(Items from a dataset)
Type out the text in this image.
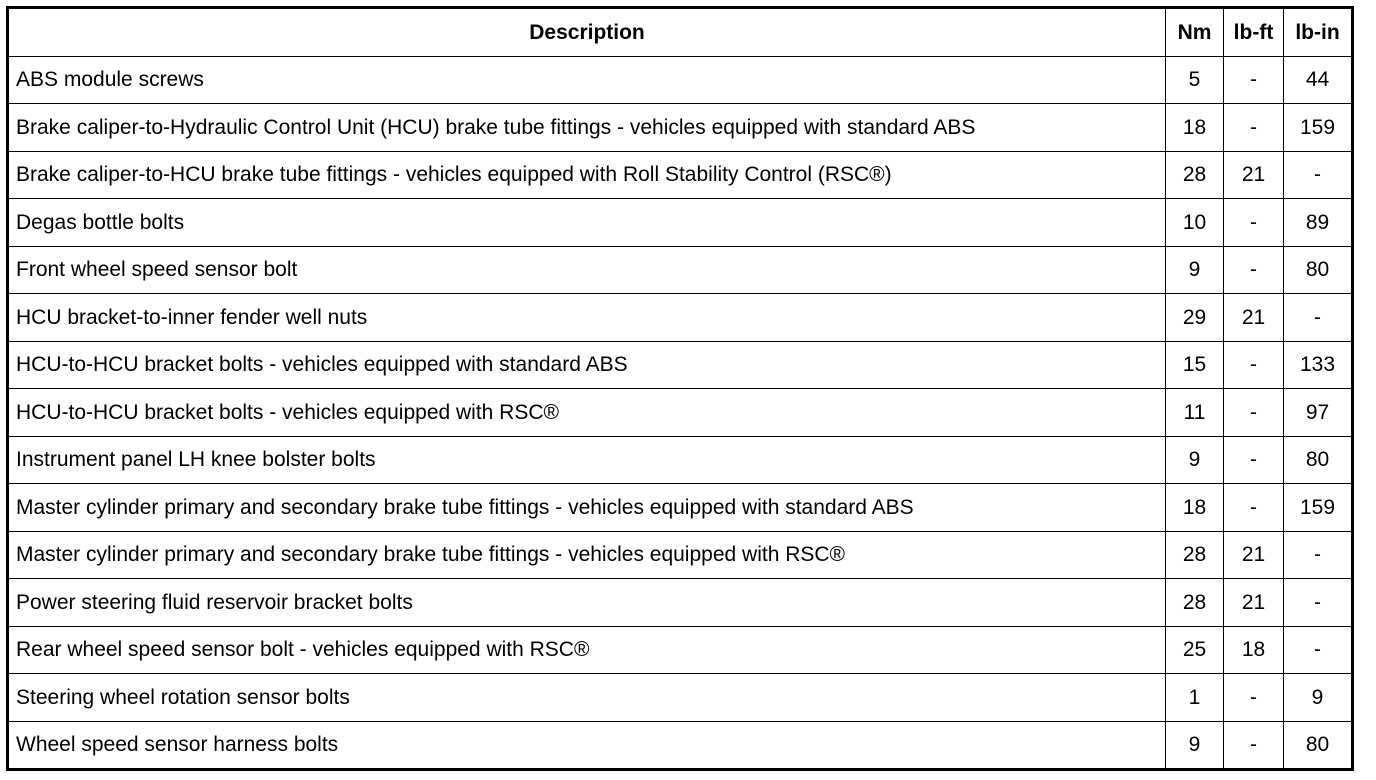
Description	Nm	lb-ft	lb-in
ABS module screws	5	-	44
Brake caliper-to-Hydraulic Control Unit (HCU) brake tube fittings - vehicles equipped with standard ABS	18	-	159
Brake caliper-to-HCU brake tube fittings - vehicles equipped with Roll Stability Control (RSC®)	28	21	-
Degas bottle bolts	10	-	89
Front wheel speed sensor bolt	9	-	80
HCU bracket-to-inner fender well nuts	29	21	-
HCU-to-HCU bracket bolts - vehicles equipped with standard ABS	15	-	133
HCU-to-HCU bracket bolts - vehicles equipped with RSC®	11	-	97
Instrument panel LH knee bolster bolts	9	-	80
Master cylinder primary and secondary brake tube fittings - vehicles equipped with standard ABS	18	-	159
Master cylinder primary and secondary brake tube fittings - vehicles equipped with RSC®	28	21	-
Power steering fluid reservoir bracket bolts	28	21	-
Rear wheel speed sensor bolt - vehicles equipped with RSC®	25	18	-
Steering wheel rotation sensor bolts	1	-	9
Wheel speed sensor harness bolts	9	-	80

**What is being asked:** Among the lines of the material, find those that hold the word "equipped" and copy them.

**Answer to this problem:**
Brake caliper-to-Hydraulic Control Unit (HCU) brake tube fittings - vehicles equipped with standard ABS	18	-	159
Brake caliper-to-HCU brake tube fittings - vehicles equipped with Roll Stability Control (RSC®)	28	21	-
HCU-to-HCU bracket bolts - vehicles equipped with standard ABS	15	-	133
HCU-to-HCU bracket bolts - vehicles equipped with RSC®	11	-	97
Master cylinder primary and secondary brake tube fittings - vehicles equipped with standard ABS	18	-	159
Master cylinder primary and secondary brake tube fittings - vehicles equipped with RSC®	28	21	-
Rear wheel speed sensor bolt - vehicles equipped with RSC®	25	18	-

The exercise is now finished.